◆ **What needs to be done**: Each line of the data that includes the string "einem" is to be copied out.

........

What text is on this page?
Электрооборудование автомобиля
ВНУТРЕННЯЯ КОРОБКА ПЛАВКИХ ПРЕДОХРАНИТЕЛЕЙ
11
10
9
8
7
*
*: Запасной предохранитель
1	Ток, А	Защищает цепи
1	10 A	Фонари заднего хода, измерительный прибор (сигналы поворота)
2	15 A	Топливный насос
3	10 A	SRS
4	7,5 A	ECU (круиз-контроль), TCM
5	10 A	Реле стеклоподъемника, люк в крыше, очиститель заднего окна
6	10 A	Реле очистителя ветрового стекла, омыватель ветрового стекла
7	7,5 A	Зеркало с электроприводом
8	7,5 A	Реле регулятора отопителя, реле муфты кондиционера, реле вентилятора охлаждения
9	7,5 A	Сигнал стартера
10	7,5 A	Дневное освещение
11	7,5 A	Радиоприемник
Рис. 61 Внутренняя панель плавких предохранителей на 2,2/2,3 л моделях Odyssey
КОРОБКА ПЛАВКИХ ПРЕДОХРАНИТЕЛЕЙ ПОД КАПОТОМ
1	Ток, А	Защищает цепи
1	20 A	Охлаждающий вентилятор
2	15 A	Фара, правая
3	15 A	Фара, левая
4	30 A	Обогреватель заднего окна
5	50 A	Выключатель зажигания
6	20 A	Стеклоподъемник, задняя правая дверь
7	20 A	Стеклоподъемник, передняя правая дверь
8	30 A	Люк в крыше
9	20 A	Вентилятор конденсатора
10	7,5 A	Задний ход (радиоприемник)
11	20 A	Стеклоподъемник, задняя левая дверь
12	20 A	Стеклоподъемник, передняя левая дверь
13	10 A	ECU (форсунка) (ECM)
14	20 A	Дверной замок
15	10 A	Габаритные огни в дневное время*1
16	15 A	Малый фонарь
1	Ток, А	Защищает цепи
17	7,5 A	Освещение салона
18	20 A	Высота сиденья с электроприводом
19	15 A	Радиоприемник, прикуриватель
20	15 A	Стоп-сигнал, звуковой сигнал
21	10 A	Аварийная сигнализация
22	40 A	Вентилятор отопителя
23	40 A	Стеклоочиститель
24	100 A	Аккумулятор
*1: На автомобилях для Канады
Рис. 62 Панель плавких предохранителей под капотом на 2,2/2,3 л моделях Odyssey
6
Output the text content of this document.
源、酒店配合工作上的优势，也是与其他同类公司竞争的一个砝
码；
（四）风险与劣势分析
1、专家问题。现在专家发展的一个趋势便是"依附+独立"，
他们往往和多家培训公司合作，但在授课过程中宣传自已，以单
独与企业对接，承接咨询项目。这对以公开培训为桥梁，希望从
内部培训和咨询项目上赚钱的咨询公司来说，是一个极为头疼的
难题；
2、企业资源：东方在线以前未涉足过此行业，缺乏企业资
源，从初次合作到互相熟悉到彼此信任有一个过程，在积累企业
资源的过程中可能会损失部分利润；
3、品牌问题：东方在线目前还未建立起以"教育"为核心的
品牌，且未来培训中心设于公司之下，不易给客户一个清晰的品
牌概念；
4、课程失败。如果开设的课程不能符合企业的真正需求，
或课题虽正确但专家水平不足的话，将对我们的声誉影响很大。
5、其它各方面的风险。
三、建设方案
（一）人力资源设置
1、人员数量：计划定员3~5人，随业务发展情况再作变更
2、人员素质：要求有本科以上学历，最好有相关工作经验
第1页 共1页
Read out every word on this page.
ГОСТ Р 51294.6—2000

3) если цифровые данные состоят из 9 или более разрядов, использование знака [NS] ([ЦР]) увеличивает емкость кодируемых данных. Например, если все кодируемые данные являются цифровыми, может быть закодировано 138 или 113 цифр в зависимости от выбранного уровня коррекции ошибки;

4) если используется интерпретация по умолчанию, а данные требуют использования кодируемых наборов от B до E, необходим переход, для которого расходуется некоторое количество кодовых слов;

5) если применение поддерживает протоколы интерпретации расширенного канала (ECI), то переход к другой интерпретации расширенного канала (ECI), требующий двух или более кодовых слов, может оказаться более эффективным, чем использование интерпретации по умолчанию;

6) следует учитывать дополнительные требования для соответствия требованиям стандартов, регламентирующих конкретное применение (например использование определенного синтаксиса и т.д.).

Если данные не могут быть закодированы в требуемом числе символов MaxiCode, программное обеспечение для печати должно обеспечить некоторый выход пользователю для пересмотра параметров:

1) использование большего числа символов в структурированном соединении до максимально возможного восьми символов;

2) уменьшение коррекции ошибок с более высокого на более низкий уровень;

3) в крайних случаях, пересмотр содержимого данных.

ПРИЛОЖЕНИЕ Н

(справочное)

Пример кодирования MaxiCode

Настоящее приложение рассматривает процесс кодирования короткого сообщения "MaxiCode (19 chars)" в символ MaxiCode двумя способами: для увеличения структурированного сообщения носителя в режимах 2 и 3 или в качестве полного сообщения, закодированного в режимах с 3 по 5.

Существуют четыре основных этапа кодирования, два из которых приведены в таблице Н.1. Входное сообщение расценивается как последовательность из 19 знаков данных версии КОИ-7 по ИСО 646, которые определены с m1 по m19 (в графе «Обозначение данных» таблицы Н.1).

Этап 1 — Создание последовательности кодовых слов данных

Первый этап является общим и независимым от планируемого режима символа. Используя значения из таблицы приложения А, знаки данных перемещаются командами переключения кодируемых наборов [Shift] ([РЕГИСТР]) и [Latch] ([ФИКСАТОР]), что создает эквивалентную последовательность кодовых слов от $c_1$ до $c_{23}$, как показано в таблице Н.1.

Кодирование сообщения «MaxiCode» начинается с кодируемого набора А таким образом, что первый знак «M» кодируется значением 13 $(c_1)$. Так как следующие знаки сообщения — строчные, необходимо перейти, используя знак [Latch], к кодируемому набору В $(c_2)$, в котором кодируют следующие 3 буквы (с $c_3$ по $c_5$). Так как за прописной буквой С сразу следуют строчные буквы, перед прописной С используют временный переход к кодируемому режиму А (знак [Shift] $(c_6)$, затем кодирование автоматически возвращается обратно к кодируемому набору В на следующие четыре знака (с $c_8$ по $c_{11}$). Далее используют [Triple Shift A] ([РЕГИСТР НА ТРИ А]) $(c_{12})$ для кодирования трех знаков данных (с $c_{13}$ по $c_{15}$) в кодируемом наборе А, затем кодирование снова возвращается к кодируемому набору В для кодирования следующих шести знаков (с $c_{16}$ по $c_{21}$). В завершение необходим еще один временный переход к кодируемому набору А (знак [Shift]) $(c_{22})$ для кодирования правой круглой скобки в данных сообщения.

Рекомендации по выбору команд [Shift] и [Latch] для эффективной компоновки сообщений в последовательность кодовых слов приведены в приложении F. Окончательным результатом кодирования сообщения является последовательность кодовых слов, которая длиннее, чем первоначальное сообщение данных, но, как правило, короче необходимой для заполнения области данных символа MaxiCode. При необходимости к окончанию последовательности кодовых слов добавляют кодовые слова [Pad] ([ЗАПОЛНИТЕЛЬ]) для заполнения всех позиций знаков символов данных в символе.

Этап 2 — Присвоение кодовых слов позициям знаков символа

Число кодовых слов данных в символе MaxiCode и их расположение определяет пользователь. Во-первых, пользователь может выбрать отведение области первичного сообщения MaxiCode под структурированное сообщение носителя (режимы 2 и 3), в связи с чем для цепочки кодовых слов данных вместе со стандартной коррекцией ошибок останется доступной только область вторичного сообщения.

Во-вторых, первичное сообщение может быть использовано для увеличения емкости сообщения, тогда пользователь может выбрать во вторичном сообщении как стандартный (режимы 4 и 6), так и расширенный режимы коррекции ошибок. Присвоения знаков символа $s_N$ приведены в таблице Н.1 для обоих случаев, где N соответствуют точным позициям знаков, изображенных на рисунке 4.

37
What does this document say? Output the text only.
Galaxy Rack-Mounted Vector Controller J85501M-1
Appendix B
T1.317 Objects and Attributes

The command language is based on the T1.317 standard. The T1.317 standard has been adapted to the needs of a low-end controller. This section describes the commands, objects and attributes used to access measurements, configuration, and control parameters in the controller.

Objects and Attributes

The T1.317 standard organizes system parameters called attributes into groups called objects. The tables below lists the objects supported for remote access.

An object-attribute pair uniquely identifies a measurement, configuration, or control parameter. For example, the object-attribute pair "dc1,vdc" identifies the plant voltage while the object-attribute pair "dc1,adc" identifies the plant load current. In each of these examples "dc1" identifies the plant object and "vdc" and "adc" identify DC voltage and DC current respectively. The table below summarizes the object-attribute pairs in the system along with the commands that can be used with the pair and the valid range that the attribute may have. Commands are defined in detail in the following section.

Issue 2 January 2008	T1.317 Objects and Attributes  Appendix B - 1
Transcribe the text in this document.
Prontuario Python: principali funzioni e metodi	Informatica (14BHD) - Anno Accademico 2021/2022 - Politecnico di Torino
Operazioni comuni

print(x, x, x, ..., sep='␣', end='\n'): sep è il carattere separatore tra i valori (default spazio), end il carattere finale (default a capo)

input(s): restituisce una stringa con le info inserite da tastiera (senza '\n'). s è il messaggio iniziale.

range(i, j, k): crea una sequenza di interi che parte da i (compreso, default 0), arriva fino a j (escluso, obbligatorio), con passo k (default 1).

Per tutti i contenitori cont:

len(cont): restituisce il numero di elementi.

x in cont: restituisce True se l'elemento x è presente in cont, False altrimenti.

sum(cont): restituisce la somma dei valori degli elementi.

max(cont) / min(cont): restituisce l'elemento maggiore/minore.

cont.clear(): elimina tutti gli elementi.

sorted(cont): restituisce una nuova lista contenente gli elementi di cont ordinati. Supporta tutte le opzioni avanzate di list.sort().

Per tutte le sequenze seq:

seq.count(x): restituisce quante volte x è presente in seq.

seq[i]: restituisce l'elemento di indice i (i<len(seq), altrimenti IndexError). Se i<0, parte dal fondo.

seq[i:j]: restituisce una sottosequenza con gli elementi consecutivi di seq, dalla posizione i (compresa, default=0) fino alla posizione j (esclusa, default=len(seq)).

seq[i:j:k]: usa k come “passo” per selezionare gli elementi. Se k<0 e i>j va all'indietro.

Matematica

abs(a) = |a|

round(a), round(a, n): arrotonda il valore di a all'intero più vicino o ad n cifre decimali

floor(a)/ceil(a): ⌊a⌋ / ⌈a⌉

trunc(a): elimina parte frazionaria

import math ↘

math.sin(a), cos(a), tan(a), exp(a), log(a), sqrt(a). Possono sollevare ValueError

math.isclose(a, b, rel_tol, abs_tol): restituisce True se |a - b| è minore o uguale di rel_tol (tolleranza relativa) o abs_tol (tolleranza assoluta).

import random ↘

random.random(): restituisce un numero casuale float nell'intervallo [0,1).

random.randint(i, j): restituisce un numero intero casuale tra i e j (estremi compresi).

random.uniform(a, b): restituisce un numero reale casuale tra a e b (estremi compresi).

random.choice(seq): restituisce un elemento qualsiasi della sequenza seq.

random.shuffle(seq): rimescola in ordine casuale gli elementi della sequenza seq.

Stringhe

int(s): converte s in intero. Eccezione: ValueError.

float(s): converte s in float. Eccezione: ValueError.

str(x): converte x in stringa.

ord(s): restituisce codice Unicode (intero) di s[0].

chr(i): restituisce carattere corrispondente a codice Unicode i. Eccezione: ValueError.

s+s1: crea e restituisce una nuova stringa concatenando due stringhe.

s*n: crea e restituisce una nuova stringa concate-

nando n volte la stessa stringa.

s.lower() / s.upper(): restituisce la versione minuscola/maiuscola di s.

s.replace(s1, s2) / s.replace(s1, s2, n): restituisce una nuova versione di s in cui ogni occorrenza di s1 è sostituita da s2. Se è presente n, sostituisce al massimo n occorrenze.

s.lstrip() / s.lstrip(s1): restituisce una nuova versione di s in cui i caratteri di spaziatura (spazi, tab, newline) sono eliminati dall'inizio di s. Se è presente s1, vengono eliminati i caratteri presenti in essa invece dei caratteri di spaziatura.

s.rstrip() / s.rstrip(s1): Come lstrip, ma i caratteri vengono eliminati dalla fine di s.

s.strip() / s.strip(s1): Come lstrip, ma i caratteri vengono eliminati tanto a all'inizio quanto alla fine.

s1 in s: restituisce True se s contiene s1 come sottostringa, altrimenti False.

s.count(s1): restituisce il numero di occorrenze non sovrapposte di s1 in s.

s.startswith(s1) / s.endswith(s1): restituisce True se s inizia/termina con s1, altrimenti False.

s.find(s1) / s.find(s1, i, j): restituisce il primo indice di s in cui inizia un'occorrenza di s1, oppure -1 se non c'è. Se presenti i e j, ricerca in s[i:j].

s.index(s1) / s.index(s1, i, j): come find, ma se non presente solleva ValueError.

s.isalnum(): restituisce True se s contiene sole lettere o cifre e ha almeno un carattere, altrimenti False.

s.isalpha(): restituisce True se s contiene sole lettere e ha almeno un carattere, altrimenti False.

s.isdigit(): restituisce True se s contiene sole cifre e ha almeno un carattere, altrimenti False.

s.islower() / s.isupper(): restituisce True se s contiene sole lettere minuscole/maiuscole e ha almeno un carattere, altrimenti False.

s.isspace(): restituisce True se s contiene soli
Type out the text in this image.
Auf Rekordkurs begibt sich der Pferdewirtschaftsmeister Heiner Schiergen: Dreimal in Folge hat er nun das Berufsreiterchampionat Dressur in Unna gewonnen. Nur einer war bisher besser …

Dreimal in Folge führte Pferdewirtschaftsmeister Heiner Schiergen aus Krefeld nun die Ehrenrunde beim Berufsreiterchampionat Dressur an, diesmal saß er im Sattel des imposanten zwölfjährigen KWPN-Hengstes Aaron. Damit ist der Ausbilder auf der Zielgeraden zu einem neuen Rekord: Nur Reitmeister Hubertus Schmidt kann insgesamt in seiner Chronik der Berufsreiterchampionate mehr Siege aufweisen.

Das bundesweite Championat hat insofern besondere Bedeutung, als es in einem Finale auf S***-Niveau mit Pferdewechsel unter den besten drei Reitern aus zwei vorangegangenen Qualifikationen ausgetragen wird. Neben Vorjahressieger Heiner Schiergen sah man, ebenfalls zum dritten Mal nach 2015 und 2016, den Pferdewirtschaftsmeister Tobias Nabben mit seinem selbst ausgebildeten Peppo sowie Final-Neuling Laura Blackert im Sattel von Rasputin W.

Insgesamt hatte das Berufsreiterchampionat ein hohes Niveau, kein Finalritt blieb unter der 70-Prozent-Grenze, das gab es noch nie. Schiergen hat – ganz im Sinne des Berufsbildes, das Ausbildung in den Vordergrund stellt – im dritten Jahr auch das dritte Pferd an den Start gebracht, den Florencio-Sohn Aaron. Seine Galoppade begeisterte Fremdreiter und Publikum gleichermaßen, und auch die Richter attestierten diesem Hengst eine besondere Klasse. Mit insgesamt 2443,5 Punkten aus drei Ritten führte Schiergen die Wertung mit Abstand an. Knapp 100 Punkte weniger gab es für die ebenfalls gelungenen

........

◆ **Written answer**:
Dreimal in Folge führte Pferdewirtschaftsmeister Heiner Schiergen aus Krefeld nun die Ehrenrunde beim Berufsreiterchampionat Dressur an, diesmal saß er im Sattel des imposanten zwölfjährigen KWPN-Hengstes Aaron. Damit ist der Ausbilder auf der Zielgeraden zu einem neuen Rekord: Nur Reitmeister Hubertus Schmidt kann insgesamt in seiner Chronik der Berufsreiterchampionate mehr Siege aufweisen.
Das bundesweite Championat hat insofern besondere Bedeutung, als es in einem Finale auf S***-Niveau mit Pferdewechsel unter den besten drei Reitern aus zwei vorangegangenen Qualifikationen ausgetragen wird. Neben Vorjahressieger Heiner Schiergen sah man, ebenfalls zum dritten Mal nach 2015 und 2016, den Pferdewirtschaftsmeister Tobias Nabben mit seinem selbst ausgebildeten Peppo sowie Final-Neuling Laura Blackert im Sattel von Rasputin W.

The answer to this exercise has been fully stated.